* [DIRECTIONS]
Locate the word "round" in the entries below, then gather every line that holds it.
[start]
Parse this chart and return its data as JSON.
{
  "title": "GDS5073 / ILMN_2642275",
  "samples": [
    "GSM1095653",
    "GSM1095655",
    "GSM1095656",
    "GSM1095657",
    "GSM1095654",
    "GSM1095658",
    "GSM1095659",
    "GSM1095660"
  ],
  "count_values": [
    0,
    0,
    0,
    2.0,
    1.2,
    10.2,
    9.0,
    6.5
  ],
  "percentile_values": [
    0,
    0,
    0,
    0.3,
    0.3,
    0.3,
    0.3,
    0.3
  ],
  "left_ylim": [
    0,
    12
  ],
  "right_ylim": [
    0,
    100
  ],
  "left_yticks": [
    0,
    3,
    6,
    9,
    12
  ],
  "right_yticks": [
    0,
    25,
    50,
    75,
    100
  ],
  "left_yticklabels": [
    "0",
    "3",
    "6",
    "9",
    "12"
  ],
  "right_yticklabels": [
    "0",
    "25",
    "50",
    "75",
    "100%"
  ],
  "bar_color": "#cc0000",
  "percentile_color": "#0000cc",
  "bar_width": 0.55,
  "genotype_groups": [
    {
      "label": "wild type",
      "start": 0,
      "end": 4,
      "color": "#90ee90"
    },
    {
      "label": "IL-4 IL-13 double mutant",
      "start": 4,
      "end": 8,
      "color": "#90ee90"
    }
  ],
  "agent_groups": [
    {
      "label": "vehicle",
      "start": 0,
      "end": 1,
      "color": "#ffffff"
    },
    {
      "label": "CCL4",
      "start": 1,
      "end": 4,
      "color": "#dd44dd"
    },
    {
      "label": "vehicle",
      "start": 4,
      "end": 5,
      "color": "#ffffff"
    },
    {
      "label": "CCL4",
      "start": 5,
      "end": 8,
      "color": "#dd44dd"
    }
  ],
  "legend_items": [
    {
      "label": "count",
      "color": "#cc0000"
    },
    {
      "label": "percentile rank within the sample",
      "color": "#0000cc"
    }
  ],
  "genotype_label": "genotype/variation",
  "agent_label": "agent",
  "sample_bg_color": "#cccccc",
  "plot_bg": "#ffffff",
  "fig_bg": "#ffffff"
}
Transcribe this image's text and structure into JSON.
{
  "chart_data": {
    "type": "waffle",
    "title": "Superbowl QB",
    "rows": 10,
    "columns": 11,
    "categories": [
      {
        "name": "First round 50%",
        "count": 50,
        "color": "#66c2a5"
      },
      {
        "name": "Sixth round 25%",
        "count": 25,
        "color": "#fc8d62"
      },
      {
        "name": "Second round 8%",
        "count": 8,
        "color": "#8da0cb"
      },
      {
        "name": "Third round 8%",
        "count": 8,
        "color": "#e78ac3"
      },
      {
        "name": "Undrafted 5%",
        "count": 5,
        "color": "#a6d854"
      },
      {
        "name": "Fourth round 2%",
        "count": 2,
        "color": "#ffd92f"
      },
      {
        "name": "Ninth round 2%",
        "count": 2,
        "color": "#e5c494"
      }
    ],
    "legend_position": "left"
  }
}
[end]
* [TASK ANSWER]
        "name": "First round 50%",
        "name": "Sixth round 25%",
        "name": "Second round 8%",
        "name": "Third round 8%",
        "name": "Fourth round 2%",
        "name": "Ninth round 2%",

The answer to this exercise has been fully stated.